**WHAT IS ASKED**
Write the data out again exactly, dropping any images it holds.

**MATERIAL**
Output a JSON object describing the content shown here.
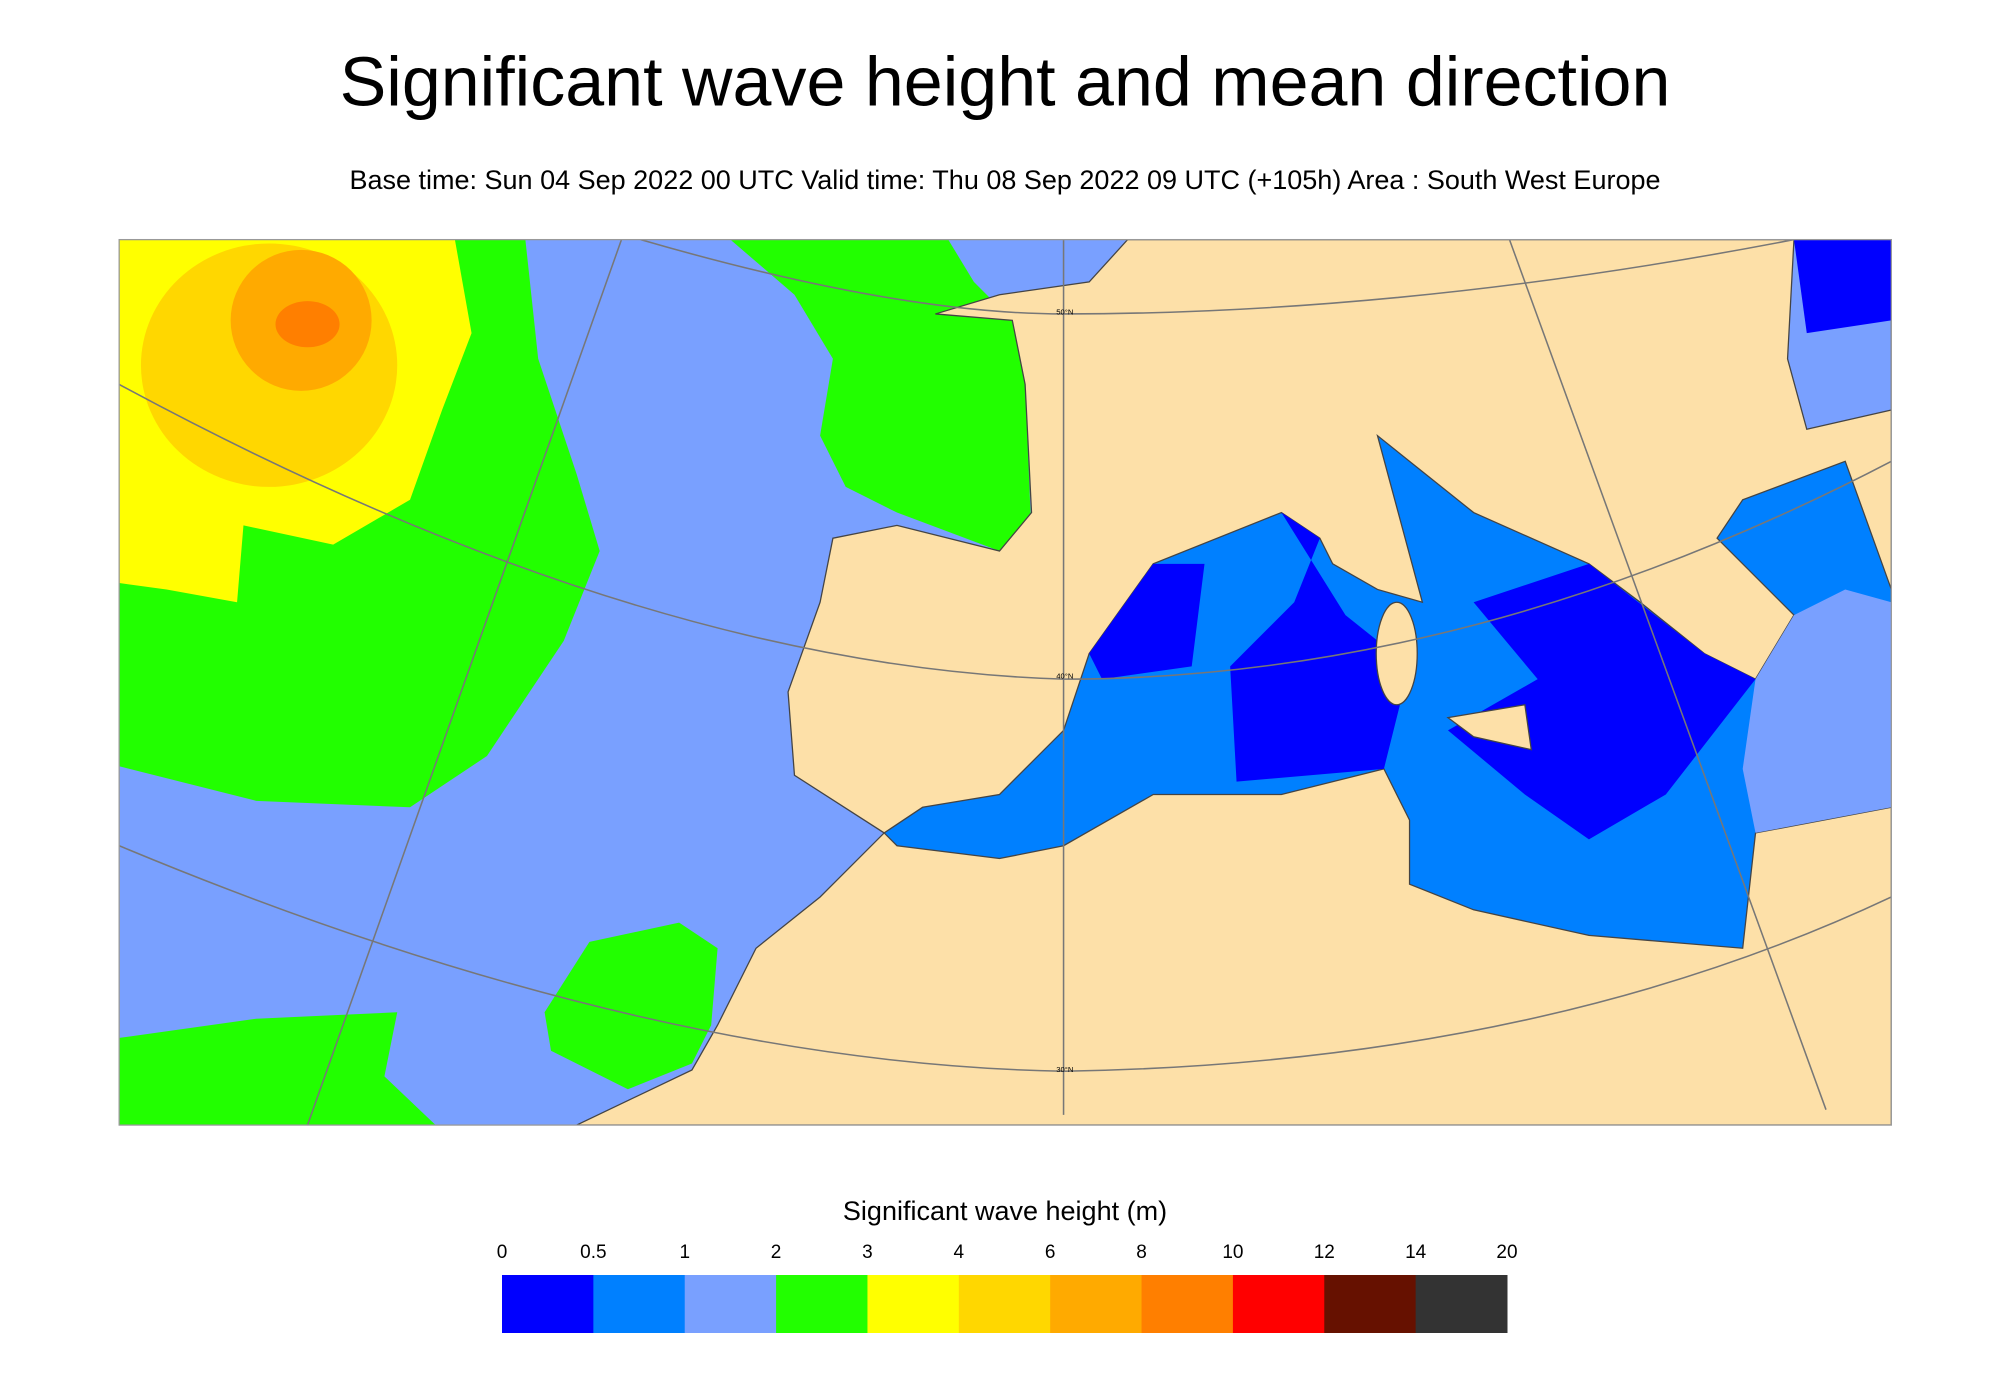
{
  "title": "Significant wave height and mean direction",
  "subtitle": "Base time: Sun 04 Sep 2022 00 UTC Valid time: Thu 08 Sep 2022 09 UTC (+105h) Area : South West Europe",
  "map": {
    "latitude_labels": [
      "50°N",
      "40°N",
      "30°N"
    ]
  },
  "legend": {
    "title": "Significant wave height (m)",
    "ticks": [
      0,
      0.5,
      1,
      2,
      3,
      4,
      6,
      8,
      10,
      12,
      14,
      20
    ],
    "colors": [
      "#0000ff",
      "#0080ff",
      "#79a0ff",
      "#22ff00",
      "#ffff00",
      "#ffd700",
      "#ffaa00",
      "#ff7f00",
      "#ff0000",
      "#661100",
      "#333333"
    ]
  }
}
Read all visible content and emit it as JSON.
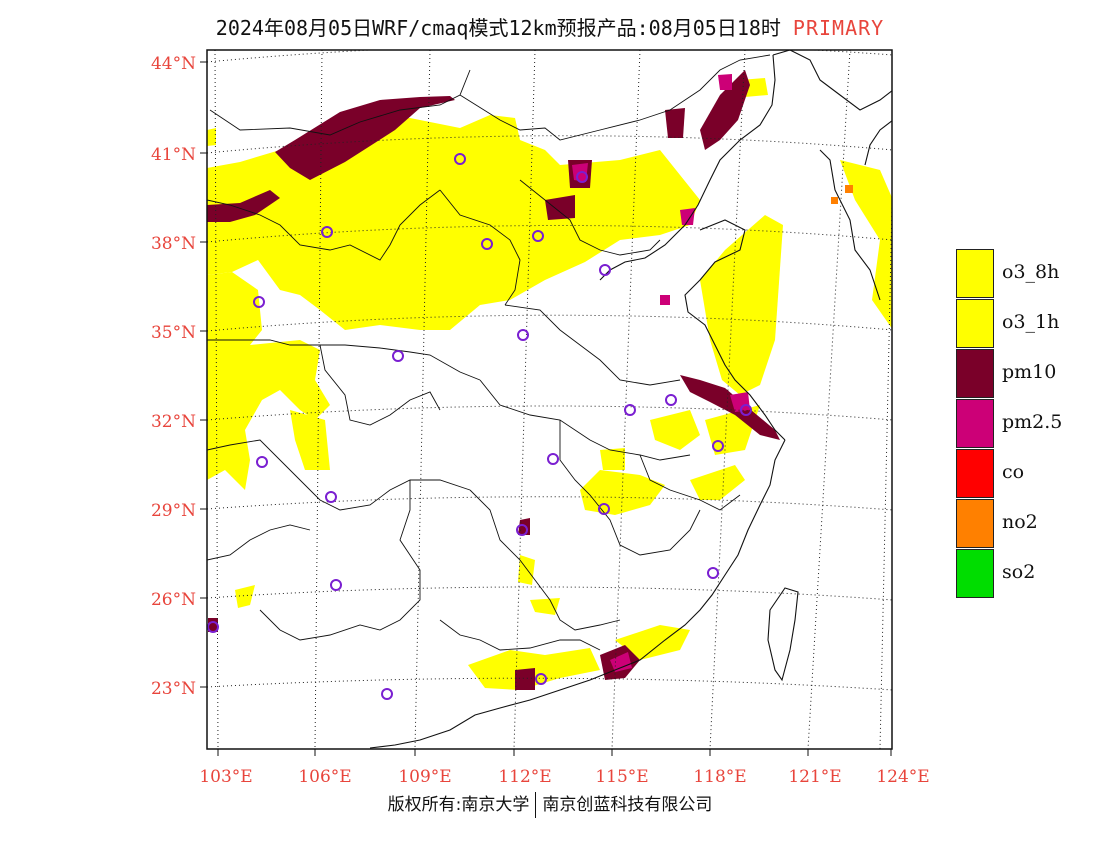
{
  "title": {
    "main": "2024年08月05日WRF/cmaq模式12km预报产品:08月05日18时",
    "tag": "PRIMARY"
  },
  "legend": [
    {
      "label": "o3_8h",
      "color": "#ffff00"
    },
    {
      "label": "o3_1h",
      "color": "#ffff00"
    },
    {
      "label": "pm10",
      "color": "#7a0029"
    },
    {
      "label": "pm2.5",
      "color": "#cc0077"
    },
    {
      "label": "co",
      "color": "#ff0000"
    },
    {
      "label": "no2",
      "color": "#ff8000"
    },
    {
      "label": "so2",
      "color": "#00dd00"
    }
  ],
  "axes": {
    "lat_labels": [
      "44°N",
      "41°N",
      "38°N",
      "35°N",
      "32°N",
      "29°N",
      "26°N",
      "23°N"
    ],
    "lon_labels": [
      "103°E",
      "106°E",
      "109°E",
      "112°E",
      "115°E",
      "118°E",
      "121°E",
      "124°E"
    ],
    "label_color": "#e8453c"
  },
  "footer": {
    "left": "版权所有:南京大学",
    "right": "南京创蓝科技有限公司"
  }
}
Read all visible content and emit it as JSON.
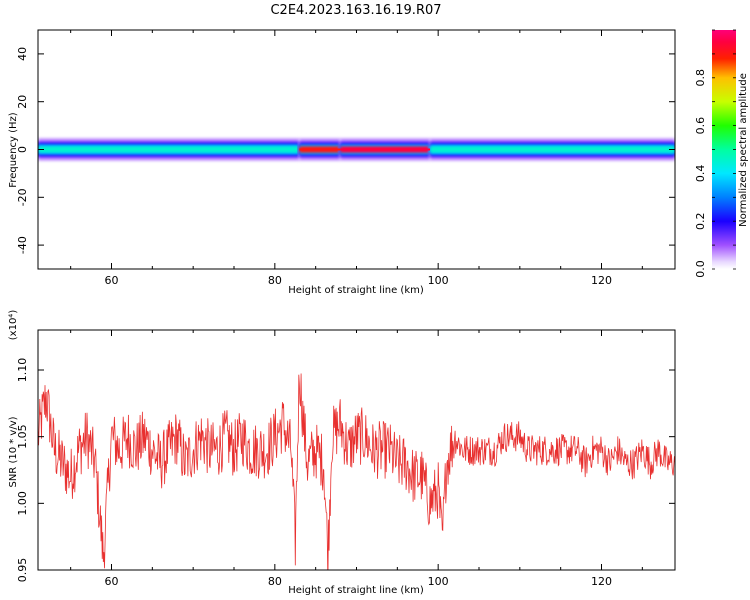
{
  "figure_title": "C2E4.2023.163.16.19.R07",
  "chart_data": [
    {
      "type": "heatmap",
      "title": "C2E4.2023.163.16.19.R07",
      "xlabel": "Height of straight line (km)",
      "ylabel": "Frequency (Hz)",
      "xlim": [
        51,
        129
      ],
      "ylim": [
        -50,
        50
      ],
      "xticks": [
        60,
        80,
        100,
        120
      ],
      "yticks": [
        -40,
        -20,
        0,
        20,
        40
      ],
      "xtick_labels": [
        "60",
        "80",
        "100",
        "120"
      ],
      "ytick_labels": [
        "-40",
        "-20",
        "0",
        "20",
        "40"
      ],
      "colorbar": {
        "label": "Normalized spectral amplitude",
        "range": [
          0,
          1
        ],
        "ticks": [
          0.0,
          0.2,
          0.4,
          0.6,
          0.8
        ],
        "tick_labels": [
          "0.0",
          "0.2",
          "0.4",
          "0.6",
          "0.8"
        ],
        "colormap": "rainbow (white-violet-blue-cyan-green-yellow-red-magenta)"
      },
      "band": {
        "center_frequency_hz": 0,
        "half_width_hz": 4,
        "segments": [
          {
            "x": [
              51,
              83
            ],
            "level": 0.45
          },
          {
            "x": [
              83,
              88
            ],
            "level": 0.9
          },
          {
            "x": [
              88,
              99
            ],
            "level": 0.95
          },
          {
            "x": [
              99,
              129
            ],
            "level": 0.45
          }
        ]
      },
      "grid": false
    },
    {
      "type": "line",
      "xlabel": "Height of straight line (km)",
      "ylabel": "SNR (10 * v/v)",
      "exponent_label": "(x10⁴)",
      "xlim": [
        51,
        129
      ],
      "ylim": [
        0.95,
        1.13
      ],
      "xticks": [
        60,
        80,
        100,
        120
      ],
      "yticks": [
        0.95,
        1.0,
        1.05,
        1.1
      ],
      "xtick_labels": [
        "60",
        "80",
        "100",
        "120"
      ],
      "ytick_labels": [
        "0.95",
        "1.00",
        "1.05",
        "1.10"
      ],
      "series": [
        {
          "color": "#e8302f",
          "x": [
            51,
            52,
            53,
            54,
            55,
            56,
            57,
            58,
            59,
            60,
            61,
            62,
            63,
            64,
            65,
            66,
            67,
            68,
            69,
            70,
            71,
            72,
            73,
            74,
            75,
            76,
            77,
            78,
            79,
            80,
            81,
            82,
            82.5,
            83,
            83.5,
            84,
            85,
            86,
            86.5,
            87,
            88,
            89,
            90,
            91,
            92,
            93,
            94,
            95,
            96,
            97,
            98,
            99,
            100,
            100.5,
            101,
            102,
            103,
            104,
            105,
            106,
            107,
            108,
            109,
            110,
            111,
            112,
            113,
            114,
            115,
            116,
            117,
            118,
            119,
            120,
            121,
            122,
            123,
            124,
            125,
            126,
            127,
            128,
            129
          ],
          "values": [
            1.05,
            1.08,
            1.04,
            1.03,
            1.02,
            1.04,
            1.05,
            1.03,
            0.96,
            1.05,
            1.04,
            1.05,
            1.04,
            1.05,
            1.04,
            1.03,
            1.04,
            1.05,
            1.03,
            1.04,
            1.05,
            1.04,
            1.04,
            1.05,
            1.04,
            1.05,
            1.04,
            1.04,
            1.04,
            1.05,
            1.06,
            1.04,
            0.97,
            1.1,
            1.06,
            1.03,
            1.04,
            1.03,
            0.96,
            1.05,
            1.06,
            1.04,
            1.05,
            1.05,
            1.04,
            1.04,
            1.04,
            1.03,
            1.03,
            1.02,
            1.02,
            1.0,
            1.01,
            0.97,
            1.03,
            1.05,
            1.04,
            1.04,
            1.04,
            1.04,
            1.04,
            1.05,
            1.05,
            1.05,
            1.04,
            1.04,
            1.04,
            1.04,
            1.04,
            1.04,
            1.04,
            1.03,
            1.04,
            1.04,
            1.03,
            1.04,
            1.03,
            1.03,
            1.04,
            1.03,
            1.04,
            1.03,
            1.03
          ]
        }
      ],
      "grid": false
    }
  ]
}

**WRITTEN ANSWER**
Output a JSON object describing the content shown here.
{
  "title": "Significant wave height and mean direction",
  "subtitle": "Base time: Sun 04 Sep 2022 00 UTC Valid time: Thu 08 Sep 2022 09 UTC (+105h) Area : South West Europe",
  "map": {
    "latitude_labels": [
      "50°N",
      "40°N",
      "30°N"
    ]
  },
  "legend": {
    "title": "Significant wave height (m)",
    "ticks": [
      0,
      0.5,
      1,
      2,
      3,
      4,
      6,
      8,
      10,
      12,
      14,
      20
    ],
    "colors": [
      "#0000ff",
      "#0080ff",
      "#79a0ff",
      "#22ff00",
      "#ffff00",
      "#ffd700",
      "#ffaa00",
      "#ff7f00",
      "#ff0000",
      "#661100",
      "#333333"
    ]
  }
}
Read all visible content and emit it as JSON.
{
  "title": {
    "main": "2024年08月05日WRF/cmaq模式12km预报产品:08月05日18时",
    "tag": "PRIMARY"
  },
  "legend": [
    {
      "label": "o3_8h",
      "color": "#ffff00"
    },
    {
      "label": "o3_1h",
      "color": "#ffff00"
    },
    {
      "label": "pm10",
      "color": "#7a0029"
    },
    {
      "label": "pm2.5",
      "color": "#cc0077"
    },
    {
      "label": "co",
      "color": "#ff0000"
    },
    {
      "label": "no2",
      "color": "#ff8000"
    },
    {
      "label": "so2",
      "color": "#00dd00"
    }
  ],
  "axes": {
    "lat_labels": [
      "44°N",
      "41°N",
      "38°N",
      "35°N",
      "32°N",
      "29°N",
      "26°N",
      "23°N"
    ],
    "lon_labels": [
      "103°E",
      "106°E",
      "109°E",
      "112°E",
      "115°E",
      "118°E",
      "121°E",
      "124°E"
    ],
    "label_color": "#e8453c"
  },
  "footer": {
    "left": "版权所有:南京大学",
    "right": "南京创蓝科技有限公司"
  }
}
Read all visible content and emit it as JSON.
{
  "figure_title": "C2E4.2023.163.16.19.R07",
  "chart_data": [
    {
      "type": "heatmap",
      "title": "C2E4.2023.163.16.19.R07",
      "xlabel": "Height of straight line (km)",
      "ylabel": "Frequency (Hz)",
      "xlim": [
        51,
        129
      ],
      "ylim": [
        -50,
        50
      ],
      "xticks": [
        60,
        80,
        100,
        120
      ],
      "yticks": [
        -40,
        -20,
        0,
        20,
        40
      ],
      "xtick_labels": [
        "60",
        "80",
        "100",
        "120"
      ],
      "ytick_labels": [
        "-40",
        "-20",
        "0",
        "20",
        "40"
      ],
      "colorbar": {
        "label": "Normalized spectral amplitude",
        "range": [
          0,
          1
        ],
        "ticks": [
          0.0,
          0.2,
          0.4,
          0.6,
          0.8
        ],
        "tick_labels": [
          "0.0",
          "0.2",
          "0.4",
          "0.6",
          "0.8"
        ],
        "colormap": "rainbow (white-violet-blue-cyan-green-yellow-red-magenta)"
      },
      "band": {
        "center_frequency_hz": 0,
        "half_width_hz": 4,
        "segments": [
          {
            "x": [
              51,
              83
            ],
            "level": 0.45
          },
          {
            "x": [
              83,
              88
            ],
            "level": 0.9
          },
          {
            "x": [
              88,
              99
            ],
            "level": 0.95
          },
          {
            "x": [
              99,
              129
            ],
            "level": 0.45
          }
        ]
      },
      "grid": false
    },
    {
      "type": "line",
      "xlabel": "Height of straight line (km)",
      "ylabel": "SNR (10 * v/v)",
      "exponent_label": "(x10⁴)",
      "xlim": [
        51,
        129
      ],
      "ylim": [
        0.95,
        1.13
      ],
      "xticks": [
        60,
        80,
        100,
        120
      ],
      "yticks": [
        0.95,
        1.0,
        1.05,
        1.1
      ],
      "xtick_labels": [
        "60",
        "80",
        "100",
        "120"
      ],
      "ytick_labels": [
        "0.95",
        "1.00",
        "1.05",
        "1.10"
      ],
      "series": [
        {
          "color": "#e8302f",
          "x": [
            51,
            52,
            53,
            54,
            55,
            56,
            57,
            58,
            59,
            60,
            61,
            62,
            63,
            64,
            65,
            66,
            67,
            68,
            69,
            70,
            71,
            72,
            73,
            74,
            75,
            76,
            77,
            78,
            79,
            80,
            81,
            82,
            82.5,
            83,
            83.5,
            84,
            85,
            86,
            86.5,
            87,
            88,
            89,
            90,
            91,
            92,
            93,
            94,
            95,
            96,
            97,
            98,
            99,
            100,
            100.5,
            101,
            102,
            103,
            104,
            105,
            106,
            107,
            108,
            109,
            110,
            111,
            112,
            113,
            114,
            115,
            116,
            117,
            118,
            119,
            120,
            121,
            122,
            123,
            124,
            125,
            126,
            127,
            128,
            129
          ],
          "values": [
            1.05,
            1.08,
            1.04,
            1.03,
            1.02,
            1.04,
            1.05,
            1.03,
            0.96,
            1.05,
            1.04,
            1.05,
            1.04,
            1.05,
            1.04,
            1.03,
            1.04,
            1.05,
            1.03,
            1.04,
            1.05,
            1.04,
            1.04,
            1.05,
            1.04,
            1.05,
            1.04,
            1.04,
            1.04,
            1.05,
            1.06,
            1.04,
            0.97,
            1.1,
            1.06,
            1.03,
            1.04,
            1.03,
            0.96,
            1.05,
            1.06,
            1.04,
            1.05,
            1.05,
            1.04,
            1.04,
            1.04,
            1.03,
            1.03,
            1.02,
            1.02,
            1.0,
            1.01,
            0.97,
            1.03,
            1.05,
            1.04,
            1.04,
            1.04,
            1.04,
            1.04,
            1.05,
            1.05,
            1.05,
            1.04,
            1.04,
            1.04,
            1.04,
            1.04,
            1.04,
            1.04,
            1.03,
            1.04,
            1.04,
            1.03,
            1.04,
            1.03,
            1.03,
            1.04,
            1.03,
            1.04,
            1.03,
            1.03
          ]
        }
      ],
      "grid": false
    }
  ]
}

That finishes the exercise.